Read the lines below. Copy out any that hold the string "title".
───── RECORDS FOR THE TASK
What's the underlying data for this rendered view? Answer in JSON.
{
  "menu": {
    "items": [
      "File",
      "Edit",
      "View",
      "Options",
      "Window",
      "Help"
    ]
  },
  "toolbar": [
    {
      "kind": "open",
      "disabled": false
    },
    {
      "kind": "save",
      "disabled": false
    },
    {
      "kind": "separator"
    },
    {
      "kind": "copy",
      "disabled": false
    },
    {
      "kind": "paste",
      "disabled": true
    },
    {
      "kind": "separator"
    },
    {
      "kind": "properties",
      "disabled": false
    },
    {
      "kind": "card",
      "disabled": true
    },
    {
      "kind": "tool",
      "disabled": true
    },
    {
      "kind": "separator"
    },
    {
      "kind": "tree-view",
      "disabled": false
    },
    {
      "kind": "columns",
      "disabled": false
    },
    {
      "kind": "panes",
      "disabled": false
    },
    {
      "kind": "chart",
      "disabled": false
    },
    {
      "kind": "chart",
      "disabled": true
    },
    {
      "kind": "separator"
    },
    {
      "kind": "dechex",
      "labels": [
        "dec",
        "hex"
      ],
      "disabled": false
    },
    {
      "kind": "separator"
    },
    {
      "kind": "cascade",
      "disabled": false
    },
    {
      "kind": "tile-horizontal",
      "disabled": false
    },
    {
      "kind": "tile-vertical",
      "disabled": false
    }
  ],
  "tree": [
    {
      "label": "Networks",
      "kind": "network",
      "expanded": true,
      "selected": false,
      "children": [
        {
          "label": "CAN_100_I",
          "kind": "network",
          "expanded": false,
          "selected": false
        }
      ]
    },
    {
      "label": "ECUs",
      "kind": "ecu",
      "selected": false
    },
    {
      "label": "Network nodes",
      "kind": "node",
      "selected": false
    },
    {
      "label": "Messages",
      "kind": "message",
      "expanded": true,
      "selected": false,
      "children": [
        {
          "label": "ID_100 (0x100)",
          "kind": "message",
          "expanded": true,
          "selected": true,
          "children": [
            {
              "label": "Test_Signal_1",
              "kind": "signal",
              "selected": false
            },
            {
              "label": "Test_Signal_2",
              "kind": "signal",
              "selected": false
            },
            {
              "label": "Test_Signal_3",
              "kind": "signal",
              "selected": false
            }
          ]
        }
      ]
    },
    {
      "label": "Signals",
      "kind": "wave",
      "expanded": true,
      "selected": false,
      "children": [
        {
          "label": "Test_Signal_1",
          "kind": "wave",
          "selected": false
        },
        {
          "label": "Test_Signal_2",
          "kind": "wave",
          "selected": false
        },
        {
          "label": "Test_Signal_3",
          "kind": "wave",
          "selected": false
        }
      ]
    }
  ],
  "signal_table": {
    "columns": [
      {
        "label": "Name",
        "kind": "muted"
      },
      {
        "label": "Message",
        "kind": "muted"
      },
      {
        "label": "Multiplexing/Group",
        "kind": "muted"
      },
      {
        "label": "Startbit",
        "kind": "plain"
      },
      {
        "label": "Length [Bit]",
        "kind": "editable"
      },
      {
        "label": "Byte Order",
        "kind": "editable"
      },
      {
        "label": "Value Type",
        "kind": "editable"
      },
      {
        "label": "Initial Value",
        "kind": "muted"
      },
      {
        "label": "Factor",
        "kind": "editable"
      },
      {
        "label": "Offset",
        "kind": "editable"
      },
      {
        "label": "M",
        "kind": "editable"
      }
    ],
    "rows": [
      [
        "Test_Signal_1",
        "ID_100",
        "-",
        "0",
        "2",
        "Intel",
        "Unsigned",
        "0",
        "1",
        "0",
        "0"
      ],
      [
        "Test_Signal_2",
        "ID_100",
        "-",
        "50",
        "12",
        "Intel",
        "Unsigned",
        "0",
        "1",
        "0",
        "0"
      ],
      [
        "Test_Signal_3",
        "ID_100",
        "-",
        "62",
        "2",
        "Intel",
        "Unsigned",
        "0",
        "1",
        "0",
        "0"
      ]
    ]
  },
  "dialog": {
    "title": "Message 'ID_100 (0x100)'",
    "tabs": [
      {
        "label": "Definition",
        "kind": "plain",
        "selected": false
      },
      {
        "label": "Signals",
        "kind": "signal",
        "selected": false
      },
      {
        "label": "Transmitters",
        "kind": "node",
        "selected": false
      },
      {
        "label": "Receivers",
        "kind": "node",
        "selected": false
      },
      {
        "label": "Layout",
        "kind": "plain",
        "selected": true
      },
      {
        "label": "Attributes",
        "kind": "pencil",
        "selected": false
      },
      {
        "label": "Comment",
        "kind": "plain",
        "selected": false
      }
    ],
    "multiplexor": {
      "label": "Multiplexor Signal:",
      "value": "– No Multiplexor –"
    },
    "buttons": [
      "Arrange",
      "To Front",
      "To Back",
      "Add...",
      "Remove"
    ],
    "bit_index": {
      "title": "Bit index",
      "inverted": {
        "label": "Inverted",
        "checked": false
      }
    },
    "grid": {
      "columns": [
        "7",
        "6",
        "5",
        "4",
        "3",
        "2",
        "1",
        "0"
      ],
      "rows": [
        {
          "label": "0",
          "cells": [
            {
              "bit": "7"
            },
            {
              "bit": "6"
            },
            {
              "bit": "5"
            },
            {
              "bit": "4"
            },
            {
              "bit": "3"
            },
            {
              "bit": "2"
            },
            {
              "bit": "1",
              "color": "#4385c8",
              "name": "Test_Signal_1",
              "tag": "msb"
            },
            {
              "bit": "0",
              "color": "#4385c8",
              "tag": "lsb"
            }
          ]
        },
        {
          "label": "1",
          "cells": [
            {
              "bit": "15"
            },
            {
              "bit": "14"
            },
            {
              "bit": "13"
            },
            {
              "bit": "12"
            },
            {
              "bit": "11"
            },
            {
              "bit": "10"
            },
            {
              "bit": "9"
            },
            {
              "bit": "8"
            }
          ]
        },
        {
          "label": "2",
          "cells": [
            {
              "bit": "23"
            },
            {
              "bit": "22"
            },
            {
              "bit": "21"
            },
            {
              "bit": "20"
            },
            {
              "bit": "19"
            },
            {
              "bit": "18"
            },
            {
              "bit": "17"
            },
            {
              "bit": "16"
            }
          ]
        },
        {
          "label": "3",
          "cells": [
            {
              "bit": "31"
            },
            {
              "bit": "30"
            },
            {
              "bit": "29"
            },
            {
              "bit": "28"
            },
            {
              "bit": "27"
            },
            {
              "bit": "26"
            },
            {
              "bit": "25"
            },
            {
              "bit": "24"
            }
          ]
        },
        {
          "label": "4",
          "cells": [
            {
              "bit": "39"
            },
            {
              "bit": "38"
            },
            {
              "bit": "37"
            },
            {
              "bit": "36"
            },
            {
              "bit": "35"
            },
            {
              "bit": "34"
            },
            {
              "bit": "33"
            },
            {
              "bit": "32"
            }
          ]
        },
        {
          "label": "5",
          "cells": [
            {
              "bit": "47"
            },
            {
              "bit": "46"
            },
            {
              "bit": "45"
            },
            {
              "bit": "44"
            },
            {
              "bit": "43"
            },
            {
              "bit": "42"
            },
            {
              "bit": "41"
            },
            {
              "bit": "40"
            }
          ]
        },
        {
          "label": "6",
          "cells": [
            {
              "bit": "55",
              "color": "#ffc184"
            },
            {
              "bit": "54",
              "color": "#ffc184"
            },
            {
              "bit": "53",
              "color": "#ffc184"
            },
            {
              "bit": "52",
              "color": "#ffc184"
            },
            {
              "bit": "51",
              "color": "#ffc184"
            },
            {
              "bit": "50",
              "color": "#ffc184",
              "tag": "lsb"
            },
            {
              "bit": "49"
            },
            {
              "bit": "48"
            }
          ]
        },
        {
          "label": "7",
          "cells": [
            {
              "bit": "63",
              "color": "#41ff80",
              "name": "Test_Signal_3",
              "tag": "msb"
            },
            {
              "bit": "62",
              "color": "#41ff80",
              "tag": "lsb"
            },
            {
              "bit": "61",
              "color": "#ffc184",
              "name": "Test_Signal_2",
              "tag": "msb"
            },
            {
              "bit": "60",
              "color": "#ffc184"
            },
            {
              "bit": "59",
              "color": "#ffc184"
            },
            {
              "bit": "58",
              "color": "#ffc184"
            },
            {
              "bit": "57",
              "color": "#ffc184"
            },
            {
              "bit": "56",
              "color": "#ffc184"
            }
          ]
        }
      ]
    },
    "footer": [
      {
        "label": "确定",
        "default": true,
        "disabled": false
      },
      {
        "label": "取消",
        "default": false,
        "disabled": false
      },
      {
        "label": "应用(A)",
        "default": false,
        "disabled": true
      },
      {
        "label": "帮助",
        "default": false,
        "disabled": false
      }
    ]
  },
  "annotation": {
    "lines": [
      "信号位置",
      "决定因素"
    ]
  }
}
──────────
### RESULT OF THE EXERCISE
    "title": "Message 'ID_100 (0x100)'",
      "title": "Bit index",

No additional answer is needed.